Records from a data collection:
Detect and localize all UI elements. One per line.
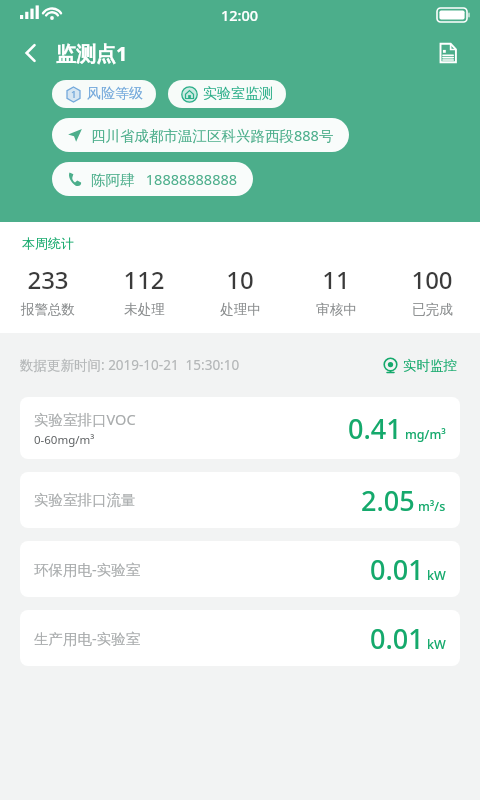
button[interactable]: 生产用电-实验室 [20, 610, 460, 666]
staticText: 审核中 [316, 301, 357, 318]
button[interactable]: 实验室排口流量 [20, 472, 460, 528]
staticText: 12:00 [221, 5, 259, 25]
staticText: 0-60mg/m³ [34, 432, 95, 448]
button[interactable]: 1 [52, 80, 156, 108]
staticText: 0.01 [370, 620, 424, 657]
staticText: 陈阿肆 18888888888 [91, 169, 238, 189]
staticText: 监测点1 [56, 40, 128, 67]
button[interactable]: 11 [288, 263, 384, 318]
staticText: 0.41 [348, 410, 402, 447]
staticText: 实时监控 [403, 357, 457, 374]
button[interactable]: 四川省成都市温江区科兴路西段888号 [52, 118, 349, 152]
staticText: mg/m³ [405, 426, 446, 443]
button[interactable]: 实验室监测 [168, 80, 286, 108]
staticText: 本周统计 [22, 235, 74, 251]
staticText: kW [427, 636, 446, 653]
staticText: 10 [226, 263, 254, 296]
staticText: 环保用电-实验室 [34, 559, 141, 579]
button[interactable]: 环保用电-实验室 [20, 541, 460, 597]
button[interactable]: 112 [96, 263, 192, 318]
button[interactable]: 实时监控 [380, 354, 460, 377]
staticText: 11 [322, 263, 350, 296]
staticText: 233 [27, 263, 69, 296]
button[interactable]: 实验室排口VOC [20, 397, 460, 459]
staticText: 1 [71, 88, 77, 101]
staticText: 四川省成都市温江区科兴路西段888号 [91, 125, 334, 145]
staticText: 报警总数 [21, 301, 75, 318]
staticText: 112 [123, 263, 165, 296]
button[interactable]: 100 [384, 263, 480, 318]
staticText: 实验室监测 [203, 85, 273, 103]
staticText: 风险等级 [87, 85, 143, 103]
button[interactable]: 陈阿肆 18888888888 [52, 162, 253, 196]
staticText: 未处理 [124, 301, 165, 318]
staticText: m³/s [418, 498, 446, 515]
staticText: 已完成 [412, 301, 453, 318]
button[interactable]: Back [14, 36, 48, 70]
button[interactable]: 233 [0, 263, 96, 318]
staticText: kW [427, 567, 446, 584]
staticText: 2.05 [361, 482, 415, 519]
staticText: 实验室排口流量 [34, 491, 136, 509]
staticText: 0.01 [370, 551, 424, 588]
button[interactable]: 10 [192, 263, 288, 318]
staticText: 生产用电-实验室 [34, 628, 141, 648]
staticText: 实验室排口VOC [34, 409, 136, 429]
staticText: 处理中 [220, 301, 261, 318]
staticText: 数据更新时间: 2019-10-21 15:30:10 [20, 356, 240, 374]
staticText: 100 [411, 263, 453, 296]
button[interactable]: Report [430, 35, 466, 71]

Task directions: Edit all of the items above so that each "staticText" becomes "text", leaving every other character untouched. Leave the pictures out of your output.

Output below:
Detect and localize all UI elements. One per line.
button[interactable]: 生产用电-实验室 [20, 610, 460, 666]
text: 审核中 [316, 301, 357, 318]
button[interactable]: 实验室排口流量 [20, 472, 460, 528]
text: 12:00 [221, 5, 259, 25]
text: 0-60mg/m³ [34, 432, 95, 448]
button[interactable]: 1 [52, 80, 156, 108]
text: 0.01 [370, 620, 424, 657]
text: 陈阿肆 18888888888 [91, 169, 238, 189]
text: 监测点1 [56, 40, 128, 67]
button[interactable]: 11 [288, 263, 384, 318]
text: 0.41 [348, 410, 402, 447]
text: 实时监控 [403, 357, 457, 374]
button[interactable]: 四川省成都市温江区科兴路西段888号 [52, 118, 349, 152]
text: mg/m³ [405, 426, 446, 443]
button[interactable]: 实验室监测 [168, 80, 286, 108]
text: 本周统计 [22, 235, 74, 251]
text: kW [427, 636, 446, 653]
text: 10 [226, 263, 254, 296]
text: 环保用电-实验室 [34, 559, 141, 579]
button[interactable]: 环保用电-实验室 [20, 541, 460, 597]
button[interactable]: 112 [96, 263, 192, 318]
button[interactable]: 实时监控 [380, 354, 460, 377]
text: 11 [322, 263, 350, 296]
text: 233 [27, 263, 69, 296]
button[interactable]: 实验室排口VOC [20, 397, 460, 459]
text: 1 [71, 88, 77, 101]
text: 四川省成都市温江区科兴路西段888号 [91, 125, 334, 145]
text: 报警总数 [21, 301, 75, 318]
text: 112 [123, 263, 165, 296]
button[interactable]: 100 [384, 263, 480, 318]
text: 实验室监测 [203, 85, 273, 103]
text: 风险等级 [87, 85, 143, 103]
button[interactable]: 陈阿肆 18888888888 [52, 162, 253, 196]
text: 未处理 [124, 301, 165, 318]
text: m³/s [418, 498, 446, 515]
text: 已完成 [412, 301, 453, 318]
button[interactable]: Back [14, 36, 48, 70]
button[interactable]: 233 [0, 263, 96, 318]
text: kW [427, 567, 446, 584]
text: 2.05 [361, 482, 415, 519]
text: 实验室排口流量 [34, 491, 136, 509]
text: 0.01 [370, 551, 424, 588]
button[interactable]: 10 [192, 263, 288, 318]
text: 生产用电-实验室 [34, 628, 141, 648]
text: 实验室排口VOC [34, 409, 136, 429]
text: 处理中 [220, 301, 261, 318]
text: 数据更新时间: 2019-10-21 15:30:10 [20, 356, 240, 374]
text: 100 [411, 263, 453, 296]
button[interactable]: Report [430, 35, 466, 71]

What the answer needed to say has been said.